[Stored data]
==================================================

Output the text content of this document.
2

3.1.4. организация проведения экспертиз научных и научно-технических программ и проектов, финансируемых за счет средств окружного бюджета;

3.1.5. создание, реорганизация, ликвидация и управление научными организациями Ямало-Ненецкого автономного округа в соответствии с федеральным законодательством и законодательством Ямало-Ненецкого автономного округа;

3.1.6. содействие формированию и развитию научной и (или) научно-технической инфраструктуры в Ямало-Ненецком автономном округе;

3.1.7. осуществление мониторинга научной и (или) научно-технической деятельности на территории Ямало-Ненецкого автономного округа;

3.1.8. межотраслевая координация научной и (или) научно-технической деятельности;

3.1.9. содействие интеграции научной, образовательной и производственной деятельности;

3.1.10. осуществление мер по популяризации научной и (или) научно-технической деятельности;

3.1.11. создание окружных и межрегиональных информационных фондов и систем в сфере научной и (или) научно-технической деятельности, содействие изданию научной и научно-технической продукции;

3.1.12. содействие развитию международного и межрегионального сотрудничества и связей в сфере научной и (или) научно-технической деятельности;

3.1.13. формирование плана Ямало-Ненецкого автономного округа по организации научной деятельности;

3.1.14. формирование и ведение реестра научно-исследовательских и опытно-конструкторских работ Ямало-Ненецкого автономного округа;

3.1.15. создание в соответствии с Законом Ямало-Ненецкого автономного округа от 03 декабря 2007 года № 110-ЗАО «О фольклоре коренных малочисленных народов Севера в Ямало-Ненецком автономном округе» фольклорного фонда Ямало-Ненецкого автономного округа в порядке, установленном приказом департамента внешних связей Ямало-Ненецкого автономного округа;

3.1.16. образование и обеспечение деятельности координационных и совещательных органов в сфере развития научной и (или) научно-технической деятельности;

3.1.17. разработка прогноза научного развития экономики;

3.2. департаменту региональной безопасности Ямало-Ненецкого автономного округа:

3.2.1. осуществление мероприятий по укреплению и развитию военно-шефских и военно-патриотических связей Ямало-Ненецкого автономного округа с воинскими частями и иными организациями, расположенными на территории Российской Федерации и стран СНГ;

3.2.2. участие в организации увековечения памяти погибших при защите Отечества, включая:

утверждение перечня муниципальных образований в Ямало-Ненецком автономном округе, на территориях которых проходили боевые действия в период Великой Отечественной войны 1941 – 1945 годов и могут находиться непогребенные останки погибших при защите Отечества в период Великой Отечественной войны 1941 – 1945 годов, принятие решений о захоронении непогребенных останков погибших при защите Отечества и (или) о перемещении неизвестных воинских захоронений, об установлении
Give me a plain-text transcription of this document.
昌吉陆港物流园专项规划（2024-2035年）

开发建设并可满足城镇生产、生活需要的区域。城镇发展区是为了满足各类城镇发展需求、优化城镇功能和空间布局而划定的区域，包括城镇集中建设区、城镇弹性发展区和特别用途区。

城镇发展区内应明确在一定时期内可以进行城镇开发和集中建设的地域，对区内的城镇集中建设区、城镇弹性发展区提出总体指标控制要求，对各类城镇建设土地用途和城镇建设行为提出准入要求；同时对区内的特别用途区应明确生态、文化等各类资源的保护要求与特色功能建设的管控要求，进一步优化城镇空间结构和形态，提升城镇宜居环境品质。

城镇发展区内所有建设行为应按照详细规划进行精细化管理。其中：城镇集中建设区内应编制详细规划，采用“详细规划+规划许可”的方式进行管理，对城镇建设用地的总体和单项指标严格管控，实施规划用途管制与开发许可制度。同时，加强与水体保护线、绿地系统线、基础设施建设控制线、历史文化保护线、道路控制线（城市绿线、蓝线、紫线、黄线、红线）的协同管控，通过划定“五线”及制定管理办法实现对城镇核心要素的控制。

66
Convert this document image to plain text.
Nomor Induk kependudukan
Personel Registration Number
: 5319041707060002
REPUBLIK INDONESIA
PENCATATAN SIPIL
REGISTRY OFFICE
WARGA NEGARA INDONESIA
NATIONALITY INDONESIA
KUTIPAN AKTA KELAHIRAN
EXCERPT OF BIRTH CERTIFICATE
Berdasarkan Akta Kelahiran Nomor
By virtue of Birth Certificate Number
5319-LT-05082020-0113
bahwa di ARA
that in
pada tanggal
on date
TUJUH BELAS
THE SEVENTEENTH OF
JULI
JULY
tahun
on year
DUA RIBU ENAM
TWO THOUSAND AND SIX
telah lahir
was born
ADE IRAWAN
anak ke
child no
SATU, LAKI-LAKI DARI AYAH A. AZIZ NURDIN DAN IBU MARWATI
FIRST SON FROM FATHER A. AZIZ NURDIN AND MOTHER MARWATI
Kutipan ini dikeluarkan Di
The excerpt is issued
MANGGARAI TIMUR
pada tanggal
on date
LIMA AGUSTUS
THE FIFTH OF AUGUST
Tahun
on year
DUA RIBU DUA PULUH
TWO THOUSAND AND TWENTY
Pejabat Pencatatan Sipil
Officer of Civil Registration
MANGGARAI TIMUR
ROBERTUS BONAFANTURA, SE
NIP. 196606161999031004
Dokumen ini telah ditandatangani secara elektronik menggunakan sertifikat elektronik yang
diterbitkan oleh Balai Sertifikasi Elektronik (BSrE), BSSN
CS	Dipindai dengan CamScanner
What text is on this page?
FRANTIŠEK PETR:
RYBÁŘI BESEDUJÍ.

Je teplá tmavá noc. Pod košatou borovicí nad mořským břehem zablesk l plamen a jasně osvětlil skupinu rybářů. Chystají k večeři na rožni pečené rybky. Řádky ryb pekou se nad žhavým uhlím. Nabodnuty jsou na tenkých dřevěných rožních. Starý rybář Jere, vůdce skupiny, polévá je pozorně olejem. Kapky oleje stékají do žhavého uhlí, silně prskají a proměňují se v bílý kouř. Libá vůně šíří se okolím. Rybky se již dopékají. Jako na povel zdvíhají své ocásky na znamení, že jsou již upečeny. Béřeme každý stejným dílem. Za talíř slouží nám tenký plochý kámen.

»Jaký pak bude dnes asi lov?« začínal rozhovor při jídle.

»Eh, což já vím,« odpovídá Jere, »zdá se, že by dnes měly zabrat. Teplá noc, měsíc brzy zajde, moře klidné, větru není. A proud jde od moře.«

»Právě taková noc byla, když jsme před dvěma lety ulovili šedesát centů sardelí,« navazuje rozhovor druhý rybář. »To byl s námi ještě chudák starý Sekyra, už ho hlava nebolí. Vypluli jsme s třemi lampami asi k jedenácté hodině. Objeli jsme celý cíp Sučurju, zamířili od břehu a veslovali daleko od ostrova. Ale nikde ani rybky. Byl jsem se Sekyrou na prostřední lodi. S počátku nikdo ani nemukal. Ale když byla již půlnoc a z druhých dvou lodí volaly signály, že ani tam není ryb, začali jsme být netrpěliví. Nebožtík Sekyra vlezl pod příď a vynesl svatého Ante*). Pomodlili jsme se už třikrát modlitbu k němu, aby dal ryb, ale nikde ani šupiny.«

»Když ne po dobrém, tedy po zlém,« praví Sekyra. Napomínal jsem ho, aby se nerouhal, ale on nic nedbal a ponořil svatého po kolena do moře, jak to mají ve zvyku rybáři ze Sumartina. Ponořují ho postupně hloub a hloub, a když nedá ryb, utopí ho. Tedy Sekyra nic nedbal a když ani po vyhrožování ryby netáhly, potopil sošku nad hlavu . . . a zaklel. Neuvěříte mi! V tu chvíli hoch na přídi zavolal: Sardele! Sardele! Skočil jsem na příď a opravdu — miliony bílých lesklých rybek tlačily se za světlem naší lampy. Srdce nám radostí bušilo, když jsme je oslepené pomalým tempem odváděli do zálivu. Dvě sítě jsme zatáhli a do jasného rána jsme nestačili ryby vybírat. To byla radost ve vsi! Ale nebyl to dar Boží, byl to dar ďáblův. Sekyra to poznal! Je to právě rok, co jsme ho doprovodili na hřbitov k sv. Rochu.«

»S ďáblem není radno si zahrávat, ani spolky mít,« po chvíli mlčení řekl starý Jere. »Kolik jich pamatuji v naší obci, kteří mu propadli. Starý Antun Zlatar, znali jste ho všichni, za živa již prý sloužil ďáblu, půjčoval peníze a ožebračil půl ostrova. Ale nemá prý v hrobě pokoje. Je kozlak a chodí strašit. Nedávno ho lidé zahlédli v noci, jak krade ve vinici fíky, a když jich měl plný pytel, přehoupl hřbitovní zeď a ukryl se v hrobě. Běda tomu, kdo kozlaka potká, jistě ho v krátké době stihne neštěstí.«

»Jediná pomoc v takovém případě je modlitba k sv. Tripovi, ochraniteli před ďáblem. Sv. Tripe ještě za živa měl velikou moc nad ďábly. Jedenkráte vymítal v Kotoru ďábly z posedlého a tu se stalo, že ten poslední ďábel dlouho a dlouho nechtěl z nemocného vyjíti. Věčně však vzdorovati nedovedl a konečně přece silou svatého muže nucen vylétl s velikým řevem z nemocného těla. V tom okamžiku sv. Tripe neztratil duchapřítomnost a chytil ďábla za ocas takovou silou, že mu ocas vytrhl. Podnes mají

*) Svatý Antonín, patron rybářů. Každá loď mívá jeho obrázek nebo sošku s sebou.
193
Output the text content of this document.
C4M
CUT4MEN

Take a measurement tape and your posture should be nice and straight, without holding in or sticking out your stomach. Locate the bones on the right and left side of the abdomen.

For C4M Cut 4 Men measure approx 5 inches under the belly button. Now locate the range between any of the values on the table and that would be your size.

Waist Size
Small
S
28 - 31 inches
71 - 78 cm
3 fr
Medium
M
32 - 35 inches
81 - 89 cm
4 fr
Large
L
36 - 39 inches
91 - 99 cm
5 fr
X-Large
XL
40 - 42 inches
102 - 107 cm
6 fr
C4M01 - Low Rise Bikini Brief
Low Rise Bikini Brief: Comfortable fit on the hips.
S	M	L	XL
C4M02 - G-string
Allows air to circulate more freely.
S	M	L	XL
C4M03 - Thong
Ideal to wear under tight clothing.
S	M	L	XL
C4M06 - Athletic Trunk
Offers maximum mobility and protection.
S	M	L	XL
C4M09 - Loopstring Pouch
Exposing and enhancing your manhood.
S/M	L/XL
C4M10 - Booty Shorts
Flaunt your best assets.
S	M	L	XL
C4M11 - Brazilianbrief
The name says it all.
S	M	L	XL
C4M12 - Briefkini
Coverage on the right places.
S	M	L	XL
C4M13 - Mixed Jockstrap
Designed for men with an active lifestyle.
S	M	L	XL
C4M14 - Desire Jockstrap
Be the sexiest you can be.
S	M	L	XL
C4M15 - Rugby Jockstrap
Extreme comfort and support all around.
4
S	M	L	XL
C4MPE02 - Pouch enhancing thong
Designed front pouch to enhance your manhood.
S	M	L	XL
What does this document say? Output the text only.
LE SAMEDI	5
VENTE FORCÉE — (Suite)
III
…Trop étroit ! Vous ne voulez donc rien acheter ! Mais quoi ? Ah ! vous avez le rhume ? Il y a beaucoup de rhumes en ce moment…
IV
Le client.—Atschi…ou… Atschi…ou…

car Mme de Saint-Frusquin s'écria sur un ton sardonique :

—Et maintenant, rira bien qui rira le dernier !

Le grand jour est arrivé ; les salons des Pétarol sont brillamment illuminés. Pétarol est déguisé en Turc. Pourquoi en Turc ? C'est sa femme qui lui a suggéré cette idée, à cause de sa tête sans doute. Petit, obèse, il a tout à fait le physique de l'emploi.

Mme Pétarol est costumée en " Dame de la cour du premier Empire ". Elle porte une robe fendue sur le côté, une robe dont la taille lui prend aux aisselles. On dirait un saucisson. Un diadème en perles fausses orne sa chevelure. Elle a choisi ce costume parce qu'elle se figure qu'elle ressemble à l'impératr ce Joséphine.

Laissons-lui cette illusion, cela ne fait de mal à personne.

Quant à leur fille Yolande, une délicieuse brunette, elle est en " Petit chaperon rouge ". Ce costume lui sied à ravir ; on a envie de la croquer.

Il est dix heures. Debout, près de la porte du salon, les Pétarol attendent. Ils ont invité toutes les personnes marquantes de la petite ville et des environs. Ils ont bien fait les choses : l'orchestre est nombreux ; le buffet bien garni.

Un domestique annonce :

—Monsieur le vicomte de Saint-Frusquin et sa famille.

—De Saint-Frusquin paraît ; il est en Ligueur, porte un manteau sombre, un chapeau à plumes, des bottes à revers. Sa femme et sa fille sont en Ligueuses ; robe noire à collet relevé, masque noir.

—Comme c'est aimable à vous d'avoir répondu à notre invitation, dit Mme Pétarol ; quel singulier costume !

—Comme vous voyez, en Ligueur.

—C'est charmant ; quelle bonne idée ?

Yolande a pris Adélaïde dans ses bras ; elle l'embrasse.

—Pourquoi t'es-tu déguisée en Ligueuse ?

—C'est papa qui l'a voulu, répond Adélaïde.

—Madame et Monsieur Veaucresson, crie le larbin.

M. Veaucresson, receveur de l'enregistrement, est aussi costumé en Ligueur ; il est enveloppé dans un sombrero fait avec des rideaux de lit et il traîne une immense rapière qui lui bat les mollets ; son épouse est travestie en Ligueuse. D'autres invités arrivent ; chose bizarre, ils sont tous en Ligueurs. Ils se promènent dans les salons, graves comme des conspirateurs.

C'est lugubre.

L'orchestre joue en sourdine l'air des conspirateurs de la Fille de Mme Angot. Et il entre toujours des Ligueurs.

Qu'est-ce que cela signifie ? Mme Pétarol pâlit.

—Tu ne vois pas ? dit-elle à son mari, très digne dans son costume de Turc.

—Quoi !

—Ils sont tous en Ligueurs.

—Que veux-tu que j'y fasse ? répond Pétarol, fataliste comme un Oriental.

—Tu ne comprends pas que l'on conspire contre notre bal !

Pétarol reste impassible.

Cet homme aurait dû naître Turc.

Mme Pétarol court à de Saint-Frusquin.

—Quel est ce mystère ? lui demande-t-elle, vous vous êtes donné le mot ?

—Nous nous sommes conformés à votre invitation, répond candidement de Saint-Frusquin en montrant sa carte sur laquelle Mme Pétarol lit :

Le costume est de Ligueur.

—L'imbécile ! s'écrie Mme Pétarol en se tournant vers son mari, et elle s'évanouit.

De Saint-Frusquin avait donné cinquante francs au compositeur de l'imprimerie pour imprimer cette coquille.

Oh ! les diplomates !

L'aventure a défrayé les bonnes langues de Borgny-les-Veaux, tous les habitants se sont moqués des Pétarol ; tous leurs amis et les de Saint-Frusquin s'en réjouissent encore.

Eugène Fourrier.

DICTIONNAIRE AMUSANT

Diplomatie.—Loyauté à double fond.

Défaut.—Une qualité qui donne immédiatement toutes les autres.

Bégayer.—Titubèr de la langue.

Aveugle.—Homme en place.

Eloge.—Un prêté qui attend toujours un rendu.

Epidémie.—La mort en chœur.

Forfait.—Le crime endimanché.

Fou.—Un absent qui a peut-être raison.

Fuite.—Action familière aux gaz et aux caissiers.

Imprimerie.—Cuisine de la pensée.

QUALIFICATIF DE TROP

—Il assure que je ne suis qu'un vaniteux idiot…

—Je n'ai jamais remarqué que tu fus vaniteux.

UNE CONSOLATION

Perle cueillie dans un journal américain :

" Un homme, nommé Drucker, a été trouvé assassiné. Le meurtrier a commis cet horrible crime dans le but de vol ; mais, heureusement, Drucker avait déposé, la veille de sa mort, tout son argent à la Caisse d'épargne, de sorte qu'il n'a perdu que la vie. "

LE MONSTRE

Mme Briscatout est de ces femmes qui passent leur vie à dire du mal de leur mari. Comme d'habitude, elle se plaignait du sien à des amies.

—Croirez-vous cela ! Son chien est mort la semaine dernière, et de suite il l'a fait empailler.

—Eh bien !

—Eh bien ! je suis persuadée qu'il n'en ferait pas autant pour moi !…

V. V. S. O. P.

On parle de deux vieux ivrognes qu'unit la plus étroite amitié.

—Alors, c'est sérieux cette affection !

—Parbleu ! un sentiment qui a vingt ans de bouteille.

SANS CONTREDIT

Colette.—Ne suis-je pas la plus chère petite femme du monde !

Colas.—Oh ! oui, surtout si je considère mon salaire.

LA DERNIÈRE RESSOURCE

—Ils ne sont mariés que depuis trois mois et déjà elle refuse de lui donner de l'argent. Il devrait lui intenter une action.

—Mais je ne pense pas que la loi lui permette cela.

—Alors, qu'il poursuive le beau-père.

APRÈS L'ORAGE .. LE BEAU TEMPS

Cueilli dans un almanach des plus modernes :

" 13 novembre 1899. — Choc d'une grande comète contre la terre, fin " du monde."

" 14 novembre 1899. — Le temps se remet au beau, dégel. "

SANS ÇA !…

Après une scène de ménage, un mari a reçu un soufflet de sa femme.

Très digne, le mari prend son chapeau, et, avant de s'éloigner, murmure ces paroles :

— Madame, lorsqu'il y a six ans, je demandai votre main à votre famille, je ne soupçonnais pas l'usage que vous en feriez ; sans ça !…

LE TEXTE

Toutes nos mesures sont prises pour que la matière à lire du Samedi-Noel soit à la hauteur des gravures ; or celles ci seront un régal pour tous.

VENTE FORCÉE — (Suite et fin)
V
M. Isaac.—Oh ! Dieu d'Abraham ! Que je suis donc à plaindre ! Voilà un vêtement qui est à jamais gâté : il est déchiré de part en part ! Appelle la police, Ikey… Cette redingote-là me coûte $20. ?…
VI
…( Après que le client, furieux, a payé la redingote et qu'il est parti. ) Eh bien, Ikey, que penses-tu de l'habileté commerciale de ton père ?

==================================================

• WRITTEN TASK:
From the records above, copy every line that holds the word "porte".

• THE RESPONSE:
Mme Pétarol est costumée en " Dame de la cour du premier Empire ". Elle porte une robe fendue sur le côté, une robe dont la taille lui prend aux aisselles. On dirait un saucisson. Un diadème en perles fausses orne sa chevelure. Elle a choisi ce costume parce qu'elle se figure qu'elle ressemble à l'impératr ce Joséphine.
Il est dix heures. Debout, près de la porte du salon, les Pétarol attendent. Ils ont invité toutes les personnes marquantes de la petite ville et des environs. Ils ont bien fait les choses : l'orchestre est nombreux ; le buffet bien garni.
—De Saint-Frusquin paraît ; il est en Ligueur, porte un manteau sombre, un chapeau à plumes, des bottes à revers. Sa femme et sa fille sont en Ligueuses ; robe noire à collet relevé, masque noir.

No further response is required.